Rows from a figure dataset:

┄┄┄┄┄┄

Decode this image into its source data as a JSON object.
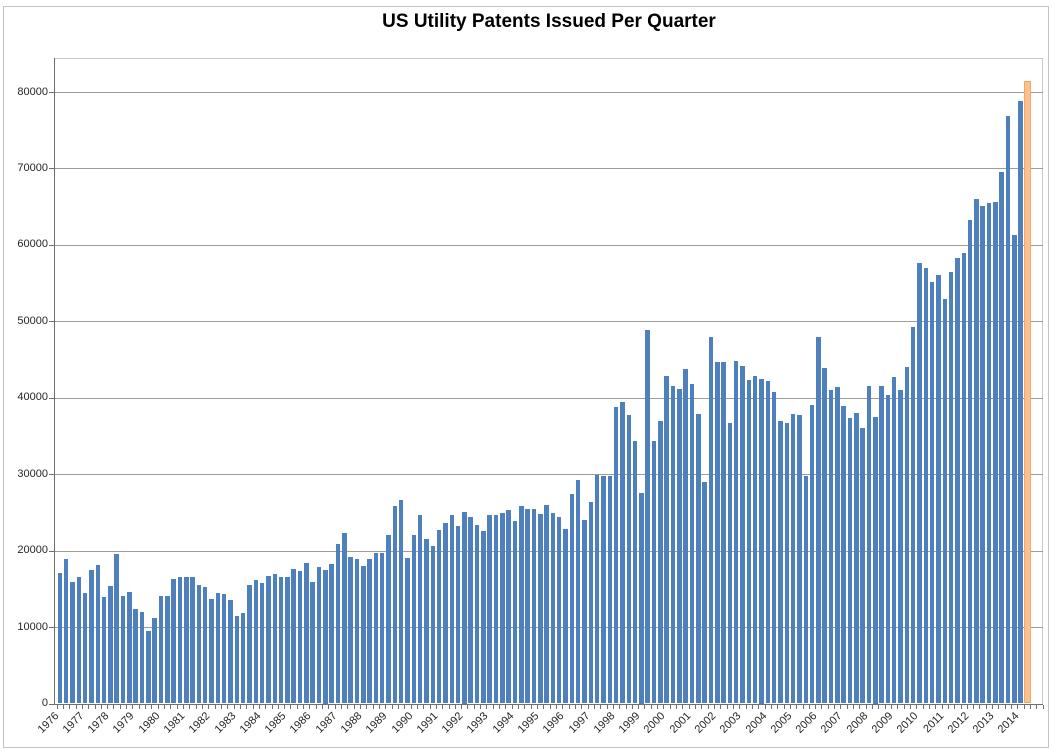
{
  "title": "US Utility Patents Issued Per Quarter",
  "chart_data": {
    "type": "bar",
    "title": "US Utility Patents Issued Per Quarter",
    "xlabel": "",
    "ylabel": "",
    "ylim": [
      0,
      80000
    ],
    "ytick_interval": 10000,
    "ytick_labels": [
      "0",
      "10000",
      "20000",
      "30000",
      "40000",
      "50000",
      "60000",
      "70000",
      "80000"
    ],
    "grid": true,
    "legend": false,
    "start_year": 1976,
    "start_quarter": 1,
    "year_labels": [
      "1976",
      "1977",
      "1978",
      "1979",
      "1980",
      "1981",
      "1982",
      "1983",
      "1984",
      "1985",
      "1986",
      "1987",
      "1988",
      "1989",
      "1990",
      "1991",
      "1992",
      "1993",
      "1994",
      "1995",
      "1996",
      "1997",
      "1998",
      "1999",
      "2000",
      "2001",
      "2002",
      "2003",
      "2004",
      "2005",
      "2006",
      "2007",
      "2008",
      "2009",
      "2010",
      "2011",
      "2012",
      "2013",
      "2014"
    ],
    "series_name": "US utility patents issued per quarter",
    "values": [
      17100,
      18900,
      15900,
      16500,
      14400,
      17400,
      18100,
      13900,
      15400,
      19500,
      14100,
      14600,
      12400,
      12000,
      9500,
      11200,
      14000,
      14000,
      16300,
      16500,
      16500,
      16500,
      15500,
      15200,
      13700,
      14400,
      14300,
      13600,
      11400,
      11900,
      15500,
      16100,
      15800,
      16700,
      17000,
      16500,
      16500,
      17600,
      17300,
      18400,
      15900,
      17800,
      17500,
      18300,
      20900,
      22300,
      19200,
      18900,
      18000,
      18900,
      19700,
      19700,
      22100,
      25900,
      26600,
      19100,
      22100,
      24600,
      21500,
      20600,
      22700,
      23600,
      24600,
      23200,
      25000,
      24400,
      23400,
      22600,
      24600,
      24700,
      24900,
      25300,
      23900,
      25900,
      25400,
      25400,
      24800,
      26000,
      24900,
      24400,
      22800,
      27400,
      29300,
      24000,
      26400,
      29900,
      29700,
      29800,
      38800,
      39400,
      37800,
      34300,
      27500,
      48800,
      34400,
      37000,
      42900,
      41600,
      41100,
      43700,
      41800,
      37900,
      29000,
      47900,
      44700,
      44700,
      36700,
      44800,
      44200,
      42300,
      42800,
      42500,
      42200,
      40800,
      37000,
      36700,
      37900,
      37700,
      29800,
      39000,
      48000,
      43900,
      41000,
      41400,
      38900,
      37300,
      38000,
      36000,
      41600,
      37500,
      41500,
      40300,
      42700,
      41000,
      44000,
      49300,
      57600,
      57000,
      55100,
      56100,
      52900,
      56500,
      58300,
      58900,
      63300,
      66000,
      65100,
      65500,
      65600,
      69500,
      76800,
      61300,
      78800,
      81400
    ],
    "highlight_last_bar": true,
    "bar_color": "#4D80BC",
    "highlight_color": "#FAC08F",
    "highlight_border_color": "#F2A963",
    "gridline_color": "#9C9C9C",
    "axis_color": "#6E6E6E",
    "plot_border_color": "#C9C9C9"
  }
}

┄┄┄┄┄┄

__WHAT IS NEEDED__
Return the full material word for word. Do not include the pictures.

__SOLUTION FOR THIS PROBLEM__
Decode this image into its source data as a JSON object.
{
  "title": "US Utility Patents Issued Per Quarter",
  "chart_data": {
    "type": "bar",
    "title": "US Utility Patents Issued Per Quarter",
    "xlabel": "",
    "ylabel": "",
    "ylim": [
      0,
      80000
    ],
    "ytick_interval": 10000,
    "ytick_labels": [
      "0",
      "10000",
      "20000",
      "30000",
      "40000",
      "50000",
      "60000",
      "70000",
      "80000"
    ],
    "grid": true,
    "legend": false,
    "start_year": 1976,
    "start_quarter": 1,
    "year_labels": [
      "1976",
      "1977",
      "1978",
      "1979",
      "1980",
      "1981",
      "1982",
      "1983",
      "1984",
      "1985",
      "1986",
      "1987",
      "1988",
      "1989",
      "1990",
      "1991",
      "1992",
      "1993",
      "1994",
      "1995",
      "1996",
      "1997",
      "1998",
      "1999",
      "2000",
      "2001",
      "2002",
      "2003",
      "2004",
      "2005",
      "2006",
      "2007",
      "2008",
      "2009",
      "2010",
      "2011",
      "2012",
      "2013",
      "2014"
    ],
    "series_name": "US utility patents issued per quarter",
    "values": [
      17100,
      18900,
      15900,
      16500,
      14400,
      17400,
      18100,
      13900,
      15400,
      19500,
      14100,
      14600,
      12400,
      12000,
      9500,
      11200,
      14000,
      14000,
      16300,
      16500,
      16500,
      16500,
      15500,
      15200,
      13700,
      14400,
      14300,
      13600,
      11400,
      11900,
      15500,
      16100,
      15800,
      16700,
      17000,
      16500,
      16500,
      17600,
      17300,
      18400,
      15900,
      17800,
      17500,
      18300,
      20900,
      22300,
      19200,
      18900,
      18000,
      18900,
      19700,
      19700,
      22100,
      25900,
      26600,
      19100,
      22100,
      24600,
      21500,
      20600,
      22700,
      23600,
      24600,
      23200,
      25000,
      24400,
      23400,
      22600,
      24600,
      24700,
      24900,
      25300,
      23900,
      25900,
      25400,
      25400,
      24800,
      26000,
      24900,
      24400,
      22800,
      27400,
      29300,
      24000,
      26400,
      29900,
      29700,
      29800,
      38800,
      39400,
      37800,
      34300,
      27500,
      48800,
      34400,
      37000,
      42900,
      41600,
      41100,
      43700,
      41800,
      37900,
      29000,
      47900,
      44700,
      44700,
      36700,
      44800,
      44200,
      42300,
      42800,
      42500,
      42200,
      40800,
      37000,
      36700,
      37900,
      37700,
      29800,
      39000,
      48000,
      43900,
      41000,
      41400,
      38900,
      37300,
      38000,
      36000,
      41600,
      37500,
      41500,
      40300,
      42700,
      41000,
      44000,
      49300,
      57600,
      57000,
      55100,
      56100,
      52900,
      56500,
      58300,
      58900,
      63300,
      66000,
      65100,
      65500,
      65600,
      69500,
      76800,
      61300,
      78800,
      81400
    ],
    "highlight_last_bar": true,
    "bar_color": "#4D80BC",
    "highlight_color": "#FAC08F",
    "highlight_border_color": "#F2A963",
    "gridline_color": "#9C9C9C",
    "axis_color": "#6E6E6E",
    "plot_border_color": "#C9C9C9"
  }
}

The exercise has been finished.